> Exercise brief
Repeat the data that follows, word for word, without the images.

-- begin Data to process --

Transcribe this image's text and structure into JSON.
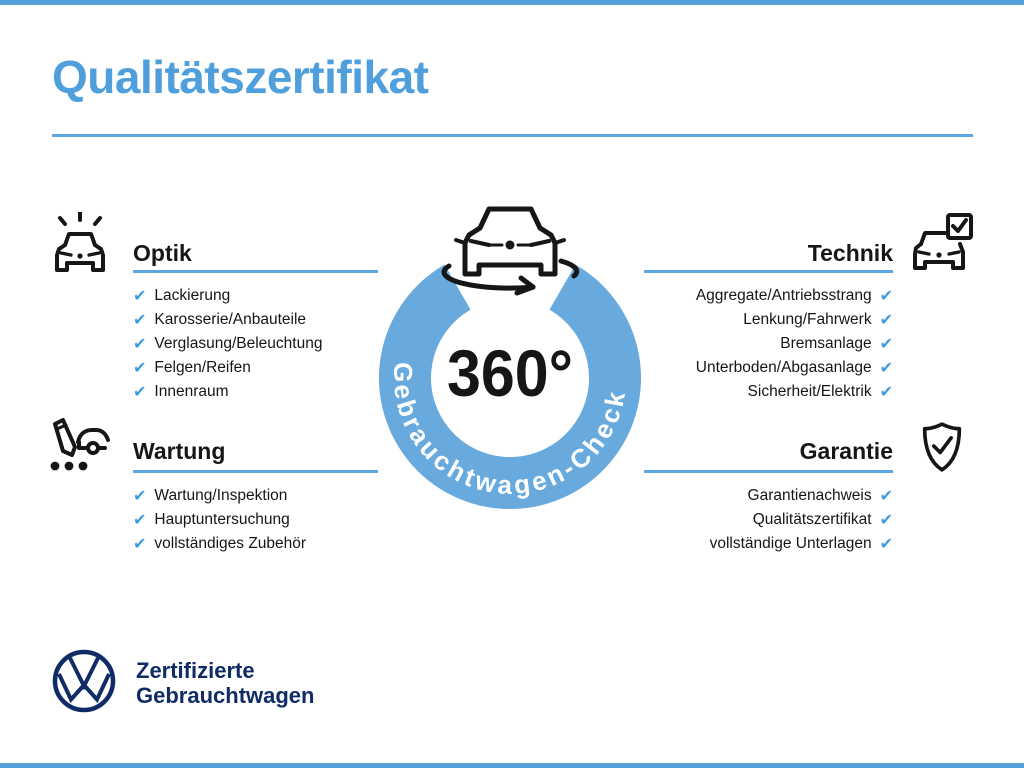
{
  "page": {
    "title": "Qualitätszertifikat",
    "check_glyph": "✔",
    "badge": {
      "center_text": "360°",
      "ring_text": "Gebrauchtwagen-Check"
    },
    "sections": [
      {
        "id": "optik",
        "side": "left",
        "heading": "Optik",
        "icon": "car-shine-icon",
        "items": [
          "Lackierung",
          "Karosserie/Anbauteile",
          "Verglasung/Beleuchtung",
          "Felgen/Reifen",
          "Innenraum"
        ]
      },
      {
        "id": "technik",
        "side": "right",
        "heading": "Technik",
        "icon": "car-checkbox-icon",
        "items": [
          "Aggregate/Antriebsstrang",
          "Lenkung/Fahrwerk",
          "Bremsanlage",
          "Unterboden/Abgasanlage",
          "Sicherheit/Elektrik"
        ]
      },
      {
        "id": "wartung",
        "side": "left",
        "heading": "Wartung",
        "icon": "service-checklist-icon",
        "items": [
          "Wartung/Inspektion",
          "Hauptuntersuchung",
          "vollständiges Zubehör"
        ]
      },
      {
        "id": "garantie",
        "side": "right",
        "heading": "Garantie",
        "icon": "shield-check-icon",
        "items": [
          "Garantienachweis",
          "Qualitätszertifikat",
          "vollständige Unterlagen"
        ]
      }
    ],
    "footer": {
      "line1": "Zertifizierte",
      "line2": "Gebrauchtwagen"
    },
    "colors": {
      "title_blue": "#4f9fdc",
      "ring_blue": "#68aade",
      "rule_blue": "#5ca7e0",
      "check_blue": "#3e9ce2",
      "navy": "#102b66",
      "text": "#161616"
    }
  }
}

-- end Data to process --

> Written solution
Transcribe this image's text and structure into JSON.
{
  "page": {
    "title": "Qualitätszertifikat",
    "check_glyph": "✔",
    "badge": {
      "center_text": "360°",
      "ring_text": "Gebrauchtwagen-Check"
    },
    "sections": [
      {
        "id": "optik",
        "side": "left",
        "heading": "Optik",
        "icon": "car-shine-icon",
        "items": [
          "Lackierung",
          "Karosserie/Anbauteile",
          "Verglasung/Beleuchtung",
          "Felgen/Reifen",
          "Innenraum"
        ]
      },
      {
        "id": "technik",
        "side": "right",
        "heading": "Technik",
        "icon": "car-checkbox-icon",
        "items": [
          "Aggregate/Antriebsstrang",
          "Lenkung/Fahrwerk",
          "Bremsanlage",
          "Unterboden/Abgasanlage",
          "Sicherheit/Elektrik"
        ]
      },
      {
        "id": "wartung",
        "side": "left",
        "heading": "Wartung",
        "icon": "service-checklist-icon",
        "items": [
          "Wartung/Inspektion",
          "Hauptuntersuchung",
          "vollständiges Zubehör"
        ]
      },
      {
        "id": "garantie",
        "side": "right",
        "heading": "Garantie",
        "icon": "shield-check-icon",
        "items": [
          "Garantienachweis",
          "Qualitätszertifikat",
          "vollständige Unterlagen"
        ]
      }
    ],
    "footer": {
      "line1": "Zertifizierte",
      "line2": "Gebrauchtwagen"
    },
    "colors": {
      "title_blue": "#4f9fdc",
      "ring_blue": "#68aade",
      "rule_blue": "#5ca7e0",
      "check_blue": "#3e9ce2",
      "navy": "#102b66",
      "text": "#161616"
    }
  }
}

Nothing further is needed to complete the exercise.